- Directions: Write out the data below again, swapping every "y-tick-label" for "y-axis-tick" and leaving everything else the same.

- Task input:
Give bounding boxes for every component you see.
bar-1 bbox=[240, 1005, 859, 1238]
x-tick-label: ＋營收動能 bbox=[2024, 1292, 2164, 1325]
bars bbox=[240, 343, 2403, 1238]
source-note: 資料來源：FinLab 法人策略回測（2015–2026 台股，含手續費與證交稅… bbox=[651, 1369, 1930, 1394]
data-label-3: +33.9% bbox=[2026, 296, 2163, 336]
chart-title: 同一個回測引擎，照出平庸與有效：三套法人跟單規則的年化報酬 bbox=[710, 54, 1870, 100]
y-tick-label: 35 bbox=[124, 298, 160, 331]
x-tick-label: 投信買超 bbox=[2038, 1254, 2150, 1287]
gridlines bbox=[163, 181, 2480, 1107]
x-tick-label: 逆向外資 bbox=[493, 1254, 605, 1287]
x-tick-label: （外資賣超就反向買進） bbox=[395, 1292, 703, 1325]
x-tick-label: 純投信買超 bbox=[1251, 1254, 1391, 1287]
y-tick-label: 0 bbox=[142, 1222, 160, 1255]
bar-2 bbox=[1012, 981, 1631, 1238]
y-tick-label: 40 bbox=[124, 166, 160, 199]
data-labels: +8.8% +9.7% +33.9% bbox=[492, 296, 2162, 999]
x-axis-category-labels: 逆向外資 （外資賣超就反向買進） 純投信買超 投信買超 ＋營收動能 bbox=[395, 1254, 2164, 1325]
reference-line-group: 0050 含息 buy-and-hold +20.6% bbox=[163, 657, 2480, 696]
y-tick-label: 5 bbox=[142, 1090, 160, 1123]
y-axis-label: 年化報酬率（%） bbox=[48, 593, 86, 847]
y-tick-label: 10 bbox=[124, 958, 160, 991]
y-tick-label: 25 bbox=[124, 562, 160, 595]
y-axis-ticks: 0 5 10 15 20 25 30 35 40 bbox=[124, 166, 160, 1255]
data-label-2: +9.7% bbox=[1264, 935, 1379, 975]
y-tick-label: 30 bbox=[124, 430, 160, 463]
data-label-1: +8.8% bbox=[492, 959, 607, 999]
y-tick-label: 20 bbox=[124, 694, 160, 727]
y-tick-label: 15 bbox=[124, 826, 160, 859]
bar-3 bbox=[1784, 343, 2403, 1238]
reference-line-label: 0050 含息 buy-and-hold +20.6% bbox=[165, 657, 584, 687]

- In response:
Give bounding boxes for every component you see.
bar-1 bbox=[240, 1005, 859, 1238]
x-tick-label: ＋營收動能 bbox=[2024, 1292, 2164, 1325]
bars bbox=[240, 343, 2403, 1238]
source-note: 資料來源：FinLab 法人策略回測（2015–2026 台股，含手續費與證交稅… bbox=[651, 1369, 1930, 1394]
data-label-3: +33.9% bbox=[2026, 296, 2163, 336]
chart-title: 同一個回測引擎，照出平庸與有效：三套法人跟單規則的年化報酬 bbox=[710, 54, 1870, 100]
y-axis-tick: 35 bbox=[124, 298, 160, 331]
x-tick-label: 投信買超 bbox=[2038, 1254, 2150, 1287]
gridlines bbox=[163, 181, 2480, 1107]
x-tick-label: 逆向外資 bbox=[493, 1254, 605, 1287]
x-tick-label: （外資賣超就反向買進） bbox=[395, 1292, 703, 1325]
x-tick-label: 純投信買超 bbox=[1251, 1254, 1391, 1287]
y-axis-tick: 0 bbox=[142, 1222, 160, 1255]
bar-2 bbox=[1012, 981, 1631, 1238]
y-axis-tick: 40 bbox=[124, 166, 160, 199]
data-labels: +8.8% +9.7% +33.9% bbox=[492, 296, 2162, 999]
x-axis-category-labels: 逆向外資 （外資賣超就反向買進） 純投信買超 投信買超 ＋營收動能 bbox=[395, 1254, 2164, 1325]
reference-line-group: 0050 含息 buy-and-hold +20.6% bbox=[163, 657, 2480, 696]
y-axis-tick: 5 bbox=[142, 1090, 160, 1123]
y-axis-label: 年化報酬率（%） bbox=[48, 593, 86, 847]
y-axis-tick: 10 bbox=[124, 958, 160, 991]
y-axis-tick: 25 bbox=[124, 562, 160, 595]
y-axis-ticks: 0 5 10 15 20 25 30 35 40 bbox=[124, 166, 160, 1255]
data-label-2: +9.7% bbox=[1264, 935, 1379, 975]
y-axis-tick: 30 bbox=[124, 430, 160, 463]
data-label-1: +8.8% bbox=[492, 959, 607, 999]
y-axis-tick: 20 bbox=[124, 694, 160, 727]
y-axis-tick: 15 bbox=[124, 826, 160, 859]
bar-3 bbox=[1784, 343, 2403, 1238]
reference-line-label: 0050 含息 buy-and-hold +20.6% bbox=[165, 657, 584, 687]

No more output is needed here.